## Task requirements
Make an exact copy of the listing below.

## Dataset excerpts
───

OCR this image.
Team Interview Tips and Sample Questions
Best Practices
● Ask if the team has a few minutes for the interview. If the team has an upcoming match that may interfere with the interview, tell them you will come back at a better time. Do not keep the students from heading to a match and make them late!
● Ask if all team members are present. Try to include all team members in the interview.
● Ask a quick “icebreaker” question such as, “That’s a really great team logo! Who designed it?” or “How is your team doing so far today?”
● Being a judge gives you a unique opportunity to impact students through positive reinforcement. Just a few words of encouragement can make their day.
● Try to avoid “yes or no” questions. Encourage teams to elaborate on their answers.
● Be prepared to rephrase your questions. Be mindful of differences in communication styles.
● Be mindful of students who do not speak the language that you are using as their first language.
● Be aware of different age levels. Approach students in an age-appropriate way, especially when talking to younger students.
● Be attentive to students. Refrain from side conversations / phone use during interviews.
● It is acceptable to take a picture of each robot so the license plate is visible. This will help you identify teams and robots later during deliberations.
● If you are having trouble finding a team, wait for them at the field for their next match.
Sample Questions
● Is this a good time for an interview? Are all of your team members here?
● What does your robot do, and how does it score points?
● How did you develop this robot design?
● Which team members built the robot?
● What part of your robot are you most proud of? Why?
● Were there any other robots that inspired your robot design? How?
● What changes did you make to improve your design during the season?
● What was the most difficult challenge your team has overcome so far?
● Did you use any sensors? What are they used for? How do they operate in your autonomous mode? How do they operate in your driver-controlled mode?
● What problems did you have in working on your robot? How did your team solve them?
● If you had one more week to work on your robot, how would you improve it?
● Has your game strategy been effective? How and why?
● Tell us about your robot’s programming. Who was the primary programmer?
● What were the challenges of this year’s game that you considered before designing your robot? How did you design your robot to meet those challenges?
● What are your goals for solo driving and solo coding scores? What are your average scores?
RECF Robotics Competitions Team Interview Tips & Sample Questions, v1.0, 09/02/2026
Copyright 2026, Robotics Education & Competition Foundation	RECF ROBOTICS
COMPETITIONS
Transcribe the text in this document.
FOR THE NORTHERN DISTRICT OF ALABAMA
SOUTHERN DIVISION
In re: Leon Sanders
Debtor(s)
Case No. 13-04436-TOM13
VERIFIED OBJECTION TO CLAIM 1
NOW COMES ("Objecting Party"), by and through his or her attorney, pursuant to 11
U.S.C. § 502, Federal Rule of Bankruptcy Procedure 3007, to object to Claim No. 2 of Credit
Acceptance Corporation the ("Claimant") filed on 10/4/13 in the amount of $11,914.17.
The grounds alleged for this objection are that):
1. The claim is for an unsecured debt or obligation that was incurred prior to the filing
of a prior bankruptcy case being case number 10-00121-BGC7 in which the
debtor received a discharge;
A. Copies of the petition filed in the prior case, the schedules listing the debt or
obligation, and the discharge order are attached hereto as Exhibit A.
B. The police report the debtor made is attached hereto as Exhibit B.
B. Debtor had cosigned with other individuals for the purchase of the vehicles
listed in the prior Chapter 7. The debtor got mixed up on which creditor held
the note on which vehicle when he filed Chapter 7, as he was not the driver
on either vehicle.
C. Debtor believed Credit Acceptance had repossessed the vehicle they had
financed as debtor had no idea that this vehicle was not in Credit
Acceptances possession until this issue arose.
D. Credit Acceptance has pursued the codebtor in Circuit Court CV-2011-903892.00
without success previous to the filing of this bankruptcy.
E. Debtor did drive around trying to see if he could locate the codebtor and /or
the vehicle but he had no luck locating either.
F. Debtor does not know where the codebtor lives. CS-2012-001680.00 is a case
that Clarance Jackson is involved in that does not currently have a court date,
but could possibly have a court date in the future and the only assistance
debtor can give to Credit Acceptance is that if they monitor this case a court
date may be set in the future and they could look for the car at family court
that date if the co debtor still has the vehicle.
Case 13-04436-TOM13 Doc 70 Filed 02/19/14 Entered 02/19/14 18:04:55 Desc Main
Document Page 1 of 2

───

## Expected output
OCR this image.
Team Interview Tips and Sample Questions
Best Practices
● Ask if the team has a few minutes for the interview. If the team has an upcoming match that may interfere with the interview, tell them you will come back at a better time. Do not keep the students from heading to a match and make them late!
● Ask if all team members are present. Try to include all team members in the interview.
● Ask a quick “icebreaker” question such as, “That’s a really great team logo! Who designed it?” or “How is your team doing so far today?”
● Being a judge gives you a unique opportunity to impact students through positive reinforcement. Just a few words of encouragement can make their day.
● Try to avoid “yes or no” questions. Encourage teams to elaborate on their answers.
● Be prepared to rephrase your questions. Be mindful of differences in communication styles.
● Be mindful of students who do not speak the language that you are using as their first language.
● Be aware of different age levels. Approach students in an age-appropriate way, especially when talking to younger students.
● Be attentive to students. Refrain from side conversations / phone use during interviews.
● It is acceptable to take a picture of each robot so the license plate is visible. This will help you identify teams and robots later during deliberations.
● If you are having trouble finding a team, wait for them at the field for their next match.
Sample Questions
● Is this a good time for an interview? Are all of your team members here?
● What does your robot do, and how does it score points?
● How did you develop this robot design?
● Which team members built the robot?
● What part of your robot are you most proud of? Why?
● Were there any other robots that inspired your robot design? How?
● What changes did you make to improve your design during the season?
● What was the most difficult challenge your team has overcome so far?
● Did you use any sensors? What are they used for? How do they operate in your autonomous mode? How do they operate in your driver-controlled mode?
● What problems did you have in working on your robot? How did your team solve them?
● If you had one more week to work on your robot, how would you improve it?
● Has your game strategy been effective? How and why?
● Tell us about your robot’s programming. Who was the primary programmer?
● What were the challenges of this year’s game that you considered before designing your robot? How did you design your robot to meet those challenges?
● What are your goals for solo driving and solo coding scores? What are your average scores?
RECF Robotics Competitions Team Interview Tips & Sample Questions, v1.0, 09/02/2026
Copyright 2026, Robotics Education & Competition Foundation	RECF ROBOTICS
COMPETITIONS
Transcribe the text in this document.
FOR THE NORTHERN DISTRICT OF ALABAMA
SOUTHERN DIVISION
In re: Leon Sanders
Debtor(s)
Case No. 13-04436-TOM13
VERIFIED OBJECTION TO CLAIM 1
NOW COMES ("Objecting Party"), by and through his or her attorney, pursuant to 11
U.S.C. § 502, Federal Rule of Bankruptcy Procedure 3007, to object to Claim No. 2 of Credit
Acceptance Corporation the ("Claimant") filed on 10/4/13 in the amount of $11,914.17.
The grounds alleged for this objection are that):
1. The claim is for an unsecured debt or obligation that was incurred prior to the filing
of a prior bankruptcy case being case number 10-00121-BGC7 in which the
debtor received a discharge;
A. Copies of the petition filed in the prior case, the schedules listing the debt or
obligation, and the discharge order are attached hereto as Exhibit A.
B. The police report the debtor made is attached hereto as Exhibit B.
B. Debtor had cosigned with other individuals for the purchase of the vehicles
listed in the prior Chapter 7. The debtor got mixed up on which creditor held
the note on which vehicle when he filed Chapter 7, as he was not the driver
on either vehicle.
C. Debtor believed Credit Acceptance had repossessed the vehicle they had
financed as debtor had no idea that this vehicle was not in Credit
Acceptances possession until this issue arose.
D. Credit Acceptance has pursued the codebtor in Circuit Court CV-2011-903892.00
without success previous to the filing of this bankruptcy.
E. Debtor did drive around trying to see if he could locate the codebtor and /or
the vehicle but he had no luck locating either.
F. Debtor does not know where the codebtor lives. CS-2012-001680.00 is a case
that Clarance Jackson is involved in that does not currently have a court date,
but could possibly have a court date in the future and the only assistance
debtor can give to Credit Acceptance is that if they monitor this case a court
date may be set in the future and they could look for the car at family court
that date if the co debtor still has the vehicle.
Case 13-04436-TOM13 Doc 70 Filed 02/19/14 Entered 02/19/14 18:04:55 Desc Main
Document Page 1 of 2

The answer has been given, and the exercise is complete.